* [SET EXERCISE]: Resume the article about the WISS Trivia Contest, starting right after its last sentence.

= WISS Trivia Contest =

WISS Trivia Contest was a trivia contest that was held annually on WISS between 1982 and 2005. The contest was billed as the "world's longest-running commercial trivia contest" before its 2006 cancellation.

==Radio station==
The trivia contest began in 1982 on Hometown Broadcasting's WISS in Berlin, Wisconsin. In the late 1990s the trivia contest was simulcast on both of Hometown Broadcasting's radio stations (WISS and WBJZ-FM/WAUH). The 2005 contest was broadcast only on WAUH.

==Rules==
The contest traditionally started on the first Saturday morning of February (often at 10:00 a.m. local time), and it ran continuously until some time on Sunday morning. The contest was 21 hours long from 1982 to 1999 and 2002 to 2003. The 2000 and 2001 contests were shortened to 9 daylight hours because WISS was unable to get a Federal Communications Commission waiver to broadcast outside its normal daytime hours. The 2004 and 2005 contests were lengthened to 22 and 23 hours, respectively.

The questions had a point value of 5, 10, 25, or 50 points. There were two difficult 50-point questions that were asked overnight.

The radio station read a question and announced its point value. Teams were given three songs (approximately 10 minutes' worth of time) to call the station's request lines with the correct answer. Teams were allowed unlimited guesses, and the phone operators would only ask for the team name after a correct guess. Teams were not allowed to continue guessing after calling in with a correct answer (the term is jamming). Any and all teams that correctly answered the question were credited with question's points.

There was no restriction or limit on the source of the guesses. Teams in the 1980s would use books for sources, but by the mid- to late 1990s teams had gone away from books in favor of using the internet. The internet and Fred L. Worth books were not considered "sources" for the purpose of contesting an answer.

The top four team were awarded cash prizes between $25 and $100.

==Trivia masters==
The original trivia master was Steve Handrich, who presided over the contest from 1982 until 1997. Martin Jury was trivia master from 1998 until 2001, and Andy Disterhaft from 2002 until 2005.

* [DATA RECORDS]:
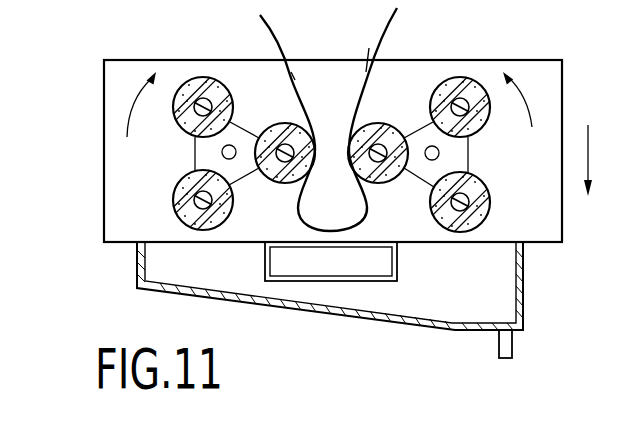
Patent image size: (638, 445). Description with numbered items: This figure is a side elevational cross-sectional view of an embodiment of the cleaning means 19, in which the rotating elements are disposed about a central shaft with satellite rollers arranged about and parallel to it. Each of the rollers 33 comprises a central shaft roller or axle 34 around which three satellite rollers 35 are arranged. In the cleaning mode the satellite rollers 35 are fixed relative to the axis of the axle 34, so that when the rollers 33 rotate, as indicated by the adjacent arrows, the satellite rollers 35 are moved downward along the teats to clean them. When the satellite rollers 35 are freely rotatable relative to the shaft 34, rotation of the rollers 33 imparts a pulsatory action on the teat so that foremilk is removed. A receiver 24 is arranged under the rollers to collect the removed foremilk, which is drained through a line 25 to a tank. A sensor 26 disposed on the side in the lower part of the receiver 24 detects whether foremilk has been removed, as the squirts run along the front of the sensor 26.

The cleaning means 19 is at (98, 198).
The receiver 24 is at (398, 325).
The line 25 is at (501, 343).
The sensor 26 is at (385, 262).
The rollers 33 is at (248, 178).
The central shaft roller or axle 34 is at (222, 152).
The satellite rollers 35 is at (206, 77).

---

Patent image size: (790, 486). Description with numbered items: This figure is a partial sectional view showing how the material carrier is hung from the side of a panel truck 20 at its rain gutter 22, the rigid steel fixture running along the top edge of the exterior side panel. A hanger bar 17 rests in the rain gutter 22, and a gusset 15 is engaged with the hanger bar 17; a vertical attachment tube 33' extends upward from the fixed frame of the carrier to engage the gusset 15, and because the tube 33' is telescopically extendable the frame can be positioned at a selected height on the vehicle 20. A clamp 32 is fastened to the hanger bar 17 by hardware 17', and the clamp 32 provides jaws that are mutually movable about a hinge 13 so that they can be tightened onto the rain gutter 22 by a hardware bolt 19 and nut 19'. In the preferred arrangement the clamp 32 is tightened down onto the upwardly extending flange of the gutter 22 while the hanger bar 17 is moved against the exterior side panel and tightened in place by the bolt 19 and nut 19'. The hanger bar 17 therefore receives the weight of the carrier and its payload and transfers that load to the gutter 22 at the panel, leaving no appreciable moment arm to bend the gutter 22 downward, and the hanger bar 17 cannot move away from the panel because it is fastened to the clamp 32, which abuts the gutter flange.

* * *

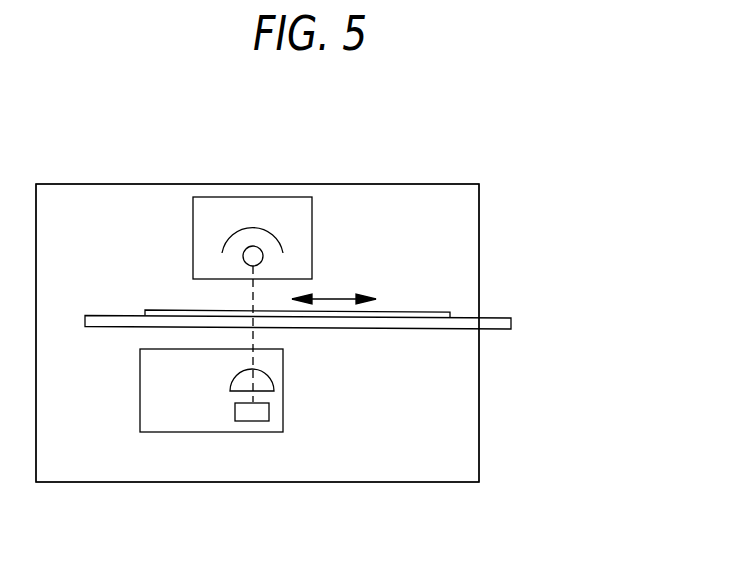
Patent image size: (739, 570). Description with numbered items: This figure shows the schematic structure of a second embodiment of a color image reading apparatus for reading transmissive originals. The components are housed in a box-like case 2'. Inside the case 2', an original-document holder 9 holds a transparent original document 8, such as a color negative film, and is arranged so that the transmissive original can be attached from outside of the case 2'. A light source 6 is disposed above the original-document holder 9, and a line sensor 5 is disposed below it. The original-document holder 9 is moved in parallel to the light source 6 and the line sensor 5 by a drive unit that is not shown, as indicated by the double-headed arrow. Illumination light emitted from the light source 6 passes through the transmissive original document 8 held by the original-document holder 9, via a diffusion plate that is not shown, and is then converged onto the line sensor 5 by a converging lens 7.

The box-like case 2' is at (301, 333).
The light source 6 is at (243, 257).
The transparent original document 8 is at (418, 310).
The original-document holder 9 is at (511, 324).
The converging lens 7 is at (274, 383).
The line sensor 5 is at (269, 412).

* [RESPONSE]:
==Sample questions==
- 2005, question #6 (10 points): Which (United States) Presidents are buried in Tennessee?
  - Answer: Andrew Jackson, James Polk, and Andrew Johnson
- 2002, question #52 (25 points): Hakeem Olajuwon and Alex Rodriguez have both studied flexibility at what Chicago gym?
  - Answer: A.T.T.A.C.K. ATHLETICS, Incorporated
- 1999, question #1 (5 points): What is the name of Wisconsin's current Miss Teen, and what city is she from?
  - Answer: Heidi Cody - Markesan, Wisconsin
- 1995, question #69 (50 points): What does the acronym "PRETTY BLUE BATCH" mean?
  - Answer: Philadelphia Regional Exchange Tea Toddling Young Belles Letters Universal Experimental Bibliography Association To Civilized Humanity

==Annual question categories==
- Music
- Current events
- Television/Radio
- Movies/Hollywood
- History
- Sports
- Cartoons/Comics
- General Knowledge
- plus one revolving category

==List of revolving categories==
- 2005 World Leaders
- 2004 Food
- 2003 Major world cities
- 2002 WISS station history
- 2001 Elections
- 2000 Cats
- 1999 Holidays
- 1998 Toys
- 1997 Games
- 1996 Double Jeopardy (35-point questions that had been asked in a previous contest)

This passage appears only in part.